→ PROMPT
Copy out each line of the material below that holds the string "this".

→ SUPPLIED DATA
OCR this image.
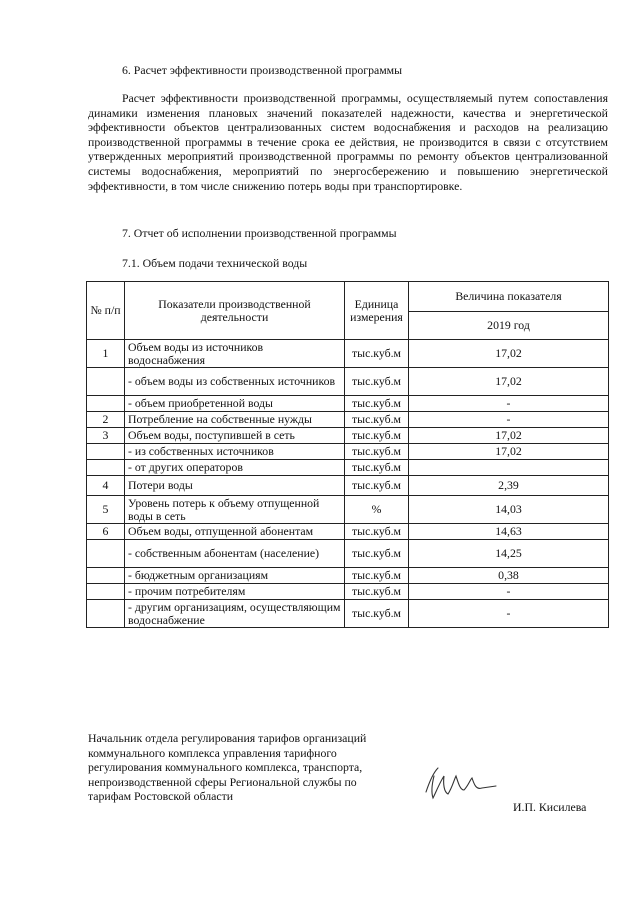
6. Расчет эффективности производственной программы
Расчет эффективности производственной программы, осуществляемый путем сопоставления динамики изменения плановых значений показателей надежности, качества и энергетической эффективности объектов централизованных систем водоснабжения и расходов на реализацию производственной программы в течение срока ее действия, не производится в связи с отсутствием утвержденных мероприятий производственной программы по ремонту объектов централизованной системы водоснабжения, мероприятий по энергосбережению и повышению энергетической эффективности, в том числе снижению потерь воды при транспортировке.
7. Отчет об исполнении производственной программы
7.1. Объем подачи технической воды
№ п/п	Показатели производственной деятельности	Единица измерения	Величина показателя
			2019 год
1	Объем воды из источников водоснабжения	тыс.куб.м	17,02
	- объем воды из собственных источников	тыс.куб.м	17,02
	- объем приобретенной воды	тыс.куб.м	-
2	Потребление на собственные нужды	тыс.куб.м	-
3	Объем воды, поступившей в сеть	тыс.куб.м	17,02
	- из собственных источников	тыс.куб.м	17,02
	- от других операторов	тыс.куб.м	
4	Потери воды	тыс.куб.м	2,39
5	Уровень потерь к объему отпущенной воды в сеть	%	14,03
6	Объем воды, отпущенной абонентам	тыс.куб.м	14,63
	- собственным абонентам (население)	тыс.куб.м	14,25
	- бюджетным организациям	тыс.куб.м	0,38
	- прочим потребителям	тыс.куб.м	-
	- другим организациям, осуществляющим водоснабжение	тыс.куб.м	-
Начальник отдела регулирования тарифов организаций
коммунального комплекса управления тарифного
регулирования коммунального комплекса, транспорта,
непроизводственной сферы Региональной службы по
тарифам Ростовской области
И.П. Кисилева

...

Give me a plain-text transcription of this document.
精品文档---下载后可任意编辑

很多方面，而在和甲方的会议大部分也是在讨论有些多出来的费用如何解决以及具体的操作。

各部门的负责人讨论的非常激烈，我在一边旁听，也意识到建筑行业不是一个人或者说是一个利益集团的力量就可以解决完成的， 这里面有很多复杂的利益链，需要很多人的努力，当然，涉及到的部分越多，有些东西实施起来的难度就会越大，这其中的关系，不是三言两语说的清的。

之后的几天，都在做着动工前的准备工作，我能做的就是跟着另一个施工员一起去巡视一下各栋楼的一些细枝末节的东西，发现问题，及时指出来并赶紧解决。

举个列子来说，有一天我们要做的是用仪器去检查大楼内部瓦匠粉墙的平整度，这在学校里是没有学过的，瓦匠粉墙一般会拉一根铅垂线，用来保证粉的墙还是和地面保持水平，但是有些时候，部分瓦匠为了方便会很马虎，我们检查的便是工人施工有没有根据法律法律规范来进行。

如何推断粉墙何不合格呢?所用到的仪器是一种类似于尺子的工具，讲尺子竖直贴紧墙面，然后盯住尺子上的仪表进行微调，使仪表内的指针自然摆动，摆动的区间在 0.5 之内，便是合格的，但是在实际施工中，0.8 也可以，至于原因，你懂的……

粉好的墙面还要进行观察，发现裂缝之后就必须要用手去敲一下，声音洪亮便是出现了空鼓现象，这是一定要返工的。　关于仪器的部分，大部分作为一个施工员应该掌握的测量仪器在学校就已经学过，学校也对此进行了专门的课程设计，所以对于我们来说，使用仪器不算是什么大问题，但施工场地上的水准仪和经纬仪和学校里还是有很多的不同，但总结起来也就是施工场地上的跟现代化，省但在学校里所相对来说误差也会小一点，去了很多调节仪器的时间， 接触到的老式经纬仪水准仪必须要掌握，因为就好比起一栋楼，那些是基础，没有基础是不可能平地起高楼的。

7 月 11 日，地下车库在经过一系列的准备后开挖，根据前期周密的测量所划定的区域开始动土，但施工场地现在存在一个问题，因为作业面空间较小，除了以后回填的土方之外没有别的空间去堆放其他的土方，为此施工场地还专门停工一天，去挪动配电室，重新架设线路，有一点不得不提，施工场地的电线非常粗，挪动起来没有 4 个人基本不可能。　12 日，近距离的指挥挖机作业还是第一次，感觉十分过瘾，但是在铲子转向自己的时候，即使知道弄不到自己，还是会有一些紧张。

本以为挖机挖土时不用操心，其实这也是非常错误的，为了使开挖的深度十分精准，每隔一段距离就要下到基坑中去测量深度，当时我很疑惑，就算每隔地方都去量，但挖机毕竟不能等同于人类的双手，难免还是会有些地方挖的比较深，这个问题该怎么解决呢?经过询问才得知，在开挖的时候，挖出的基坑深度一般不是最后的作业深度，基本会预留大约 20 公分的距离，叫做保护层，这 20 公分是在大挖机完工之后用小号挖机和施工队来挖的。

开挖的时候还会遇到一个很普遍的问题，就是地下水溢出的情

→ EXPECTED OUTPUT
OCR this image.
Give me a plain-text transcription of this document.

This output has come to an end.